====== Supplied records
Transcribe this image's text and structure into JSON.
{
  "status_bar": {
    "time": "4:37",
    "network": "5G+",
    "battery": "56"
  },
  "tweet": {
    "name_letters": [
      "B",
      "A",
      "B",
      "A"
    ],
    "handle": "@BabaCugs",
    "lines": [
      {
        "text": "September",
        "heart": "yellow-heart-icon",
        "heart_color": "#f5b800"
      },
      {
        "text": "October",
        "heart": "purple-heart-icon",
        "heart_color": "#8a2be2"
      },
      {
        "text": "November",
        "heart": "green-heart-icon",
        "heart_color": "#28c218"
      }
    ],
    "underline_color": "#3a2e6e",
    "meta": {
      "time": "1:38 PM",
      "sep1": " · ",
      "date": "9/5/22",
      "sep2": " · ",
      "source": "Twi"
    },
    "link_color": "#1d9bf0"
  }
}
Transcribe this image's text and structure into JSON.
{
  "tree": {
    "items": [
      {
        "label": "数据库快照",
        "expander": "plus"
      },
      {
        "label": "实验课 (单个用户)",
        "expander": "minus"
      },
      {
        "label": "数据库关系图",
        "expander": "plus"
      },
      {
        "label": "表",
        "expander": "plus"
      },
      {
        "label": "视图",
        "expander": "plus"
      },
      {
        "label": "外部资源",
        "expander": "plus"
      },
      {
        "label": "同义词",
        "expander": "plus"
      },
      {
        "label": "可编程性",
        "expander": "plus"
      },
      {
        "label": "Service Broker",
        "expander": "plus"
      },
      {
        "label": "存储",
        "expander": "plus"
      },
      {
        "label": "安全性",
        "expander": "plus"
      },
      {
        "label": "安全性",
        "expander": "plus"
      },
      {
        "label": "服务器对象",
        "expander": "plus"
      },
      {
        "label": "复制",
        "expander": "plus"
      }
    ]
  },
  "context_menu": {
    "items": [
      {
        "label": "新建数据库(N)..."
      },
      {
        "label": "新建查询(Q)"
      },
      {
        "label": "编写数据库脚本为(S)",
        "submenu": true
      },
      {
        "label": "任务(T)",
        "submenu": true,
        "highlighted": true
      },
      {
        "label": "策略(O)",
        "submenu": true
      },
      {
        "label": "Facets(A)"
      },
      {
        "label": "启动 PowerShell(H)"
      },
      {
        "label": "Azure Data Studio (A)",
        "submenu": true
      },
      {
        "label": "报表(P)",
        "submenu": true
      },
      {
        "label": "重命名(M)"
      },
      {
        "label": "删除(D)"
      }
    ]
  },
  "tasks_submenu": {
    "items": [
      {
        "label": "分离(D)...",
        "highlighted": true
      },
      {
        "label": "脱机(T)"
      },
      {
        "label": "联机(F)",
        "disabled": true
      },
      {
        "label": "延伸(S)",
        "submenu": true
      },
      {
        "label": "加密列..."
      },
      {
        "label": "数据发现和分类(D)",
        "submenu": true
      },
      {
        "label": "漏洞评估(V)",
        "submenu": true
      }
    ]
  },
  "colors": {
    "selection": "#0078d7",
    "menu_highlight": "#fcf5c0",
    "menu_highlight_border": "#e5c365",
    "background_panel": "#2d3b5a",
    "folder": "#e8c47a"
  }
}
============
**Exercise directions**
Copy every line of the material, please, keeping it exactly the same.

**Solved exercise**
Transcribe this image's text and structure into JSON.
{
  "status_bar": {
    "time": "4:37",
    "network": "5G+",
    "battery": "56"
  },
  "tweet": {
    "name_letters": [
      "B",
      "A",
      "B",
      "A"
    ],
    "handle": "@BabaCugs",
    "lines": [
      {
        "text": "September",
        "heart": "yellow-heart-icon",
        "heart_color": "#f5b800"
      },
      {
        "text": "October",
        "heart": "purple-heart-icon",
        "heart_color": "#8a2be2"
      },
      {
        "text": "November",
        "heart": "green-heart-icon",
        "heart_color": "#28c218"
      }
    ],
    "underline_color": "#3a2e6e",
    "meta": {
      "time": "1:38 PM",
      "sep1": " · ",
      "date": "9/5/22",
      "sep2": " · ",
      "source": "Twi"
    },
    "link_color": "#1d9bf0"
  }
}
Transcribe this image's text and structure into JSON.
{
  "tree": {
    "items": [
      {
        "label": "数据库快照",
        "expander": "plus"
      },
      {
        "label": "实验课 (单个用户)",
        "expander": "minus"
      },
      {
        "label": "数据库关系图",
        "expander": "plus"
      },
      {
        "label": "表",
        "expander": "plus"
      },
      {
        "label": "视图",
        "expander": "plus"
      },
      {
        "label": "外部资源",
        "expander": "plus"
      },
      {
        "label": "同义词",
        "expander": "plus"
      },
      {
        "label": "可编程性",
        "expander": "plus"
      },
      {
        "label": "Service Broker",
        "expander": "plus"
      },
      {
        "label": "存储",
        "expander": "plus"
      },
      {
        "label": "安全性",
        "expander": "plus"
      },
      {
        "label": "安全性",
        "expander": "plus"
      },
      {
        "label": "服务器对象",
        "expander": "plus"
      },
      {
        "label": "复制",
        "expander": "plus"
      }
    ]
  },
  "context_menu": {
    "items": [
      {
        "label": "新建数据库(N)..."
      },
      {
        "label": "新建查询(Q)"
      },
      {
        "label": "编写数据库脚本为(S)",
        "submenu": true
      },
      {
        "label": "任务(T)",
        "submenu": true,
        "highlighted": true
      },
      {
        "label": "策略(O)",
        "submenu": true
      },
      {
        "label": "Facets(A)"
      },
      {
        "label": "启动 PowerShell(H)"
      },
      {
        "label": "Azure Data Studio (A)",
        "submenu": true
      },
      {
        "label": "报表(P)",
        "submenu": true
      },
      {
        "label": "重命名(M)"
      },
      {
        "label": "删除(D)"
      }
    ]
  },
  "tasks_submenu": {
    "items": [
      {
        "label": "分离(D)...",
        "highlighted": true
      },
      {
        "label": "脱机(T)"
      },
      {
        "label": "联机(F)",
        "disabled": true
      },
      {
        "label": "延伸(S)",
        "submenu": true
      },
      {
        "label": "加密列..."
      },
      {
        "label": "数据发现和分类(D)",
        "submenu": true
      },
      {
        "label": "漏洞评估(V)",
        "submenu": true
      }
    ]
  },
  "colors": {
    "selection": "#0078d7",
    "menu_highlight": "#fcf5c0",
    "menu_highlight_border": "#e5c365",
    "background_panel": "#2d3b5a",
    "folder": "#e8c47a"
  }
}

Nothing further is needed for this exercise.